▶ Description of the task
Wherever a line of the data contains "team", copy that line.

══ Data excerpts

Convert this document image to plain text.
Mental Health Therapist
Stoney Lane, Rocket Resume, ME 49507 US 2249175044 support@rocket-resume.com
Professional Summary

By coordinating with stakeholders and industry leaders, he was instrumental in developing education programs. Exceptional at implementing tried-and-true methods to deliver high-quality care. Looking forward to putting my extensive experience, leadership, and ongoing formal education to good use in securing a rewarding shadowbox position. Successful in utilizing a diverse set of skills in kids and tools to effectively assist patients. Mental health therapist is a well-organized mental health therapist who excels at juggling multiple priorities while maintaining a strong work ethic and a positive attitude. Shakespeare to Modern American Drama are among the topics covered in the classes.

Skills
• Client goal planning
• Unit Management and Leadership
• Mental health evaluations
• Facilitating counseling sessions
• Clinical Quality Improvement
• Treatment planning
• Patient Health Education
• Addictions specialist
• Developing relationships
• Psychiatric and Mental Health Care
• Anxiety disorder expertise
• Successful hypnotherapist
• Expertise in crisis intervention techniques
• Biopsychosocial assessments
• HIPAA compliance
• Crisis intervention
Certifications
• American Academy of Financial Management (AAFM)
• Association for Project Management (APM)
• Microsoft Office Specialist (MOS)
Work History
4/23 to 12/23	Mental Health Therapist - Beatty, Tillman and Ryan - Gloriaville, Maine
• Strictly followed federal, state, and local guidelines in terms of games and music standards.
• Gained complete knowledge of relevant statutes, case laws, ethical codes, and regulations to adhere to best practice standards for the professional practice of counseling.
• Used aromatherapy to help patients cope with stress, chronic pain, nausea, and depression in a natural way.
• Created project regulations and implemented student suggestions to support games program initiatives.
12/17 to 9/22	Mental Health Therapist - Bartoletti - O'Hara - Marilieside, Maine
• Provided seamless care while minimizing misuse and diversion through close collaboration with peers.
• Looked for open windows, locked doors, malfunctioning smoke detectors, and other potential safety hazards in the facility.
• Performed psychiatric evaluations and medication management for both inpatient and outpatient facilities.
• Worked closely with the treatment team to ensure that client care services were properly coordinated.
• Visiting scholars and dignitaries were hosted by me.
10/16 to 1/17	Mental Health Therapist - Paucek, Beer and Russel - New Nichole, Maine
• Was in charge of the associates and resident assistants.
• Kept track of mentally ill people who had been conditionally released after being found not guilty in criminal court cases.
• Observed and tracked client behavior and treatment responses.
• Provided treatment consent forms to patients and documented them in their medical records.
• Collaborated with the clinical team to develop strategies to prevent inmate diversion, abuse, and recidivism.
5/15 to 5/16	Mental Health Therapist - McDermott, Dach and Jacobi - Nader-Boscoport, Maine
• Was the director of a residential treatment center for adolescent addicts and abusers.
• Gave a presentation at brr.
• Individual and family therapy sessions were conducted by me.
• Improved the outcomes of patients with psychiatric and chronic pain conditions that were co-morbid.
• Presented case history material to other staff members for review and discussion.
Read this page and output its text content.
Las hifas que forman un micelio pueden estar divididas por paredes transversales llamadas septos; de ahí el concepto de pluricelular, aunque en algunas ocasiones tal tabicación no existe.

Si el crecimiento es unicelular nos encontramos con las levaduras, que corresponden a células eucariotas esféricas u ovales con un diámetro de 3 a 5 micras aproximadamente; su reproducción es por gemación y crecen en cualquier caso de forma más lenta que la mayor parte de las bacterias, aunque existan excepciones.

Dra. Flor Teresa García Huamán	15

════

▶ Written response
• Worked closely with the treatment team to ensure that client care services were properly coordinated.
• Collaborated with the clinical team to develop strategies to prevent inmate diversion, abuse, and recidivism.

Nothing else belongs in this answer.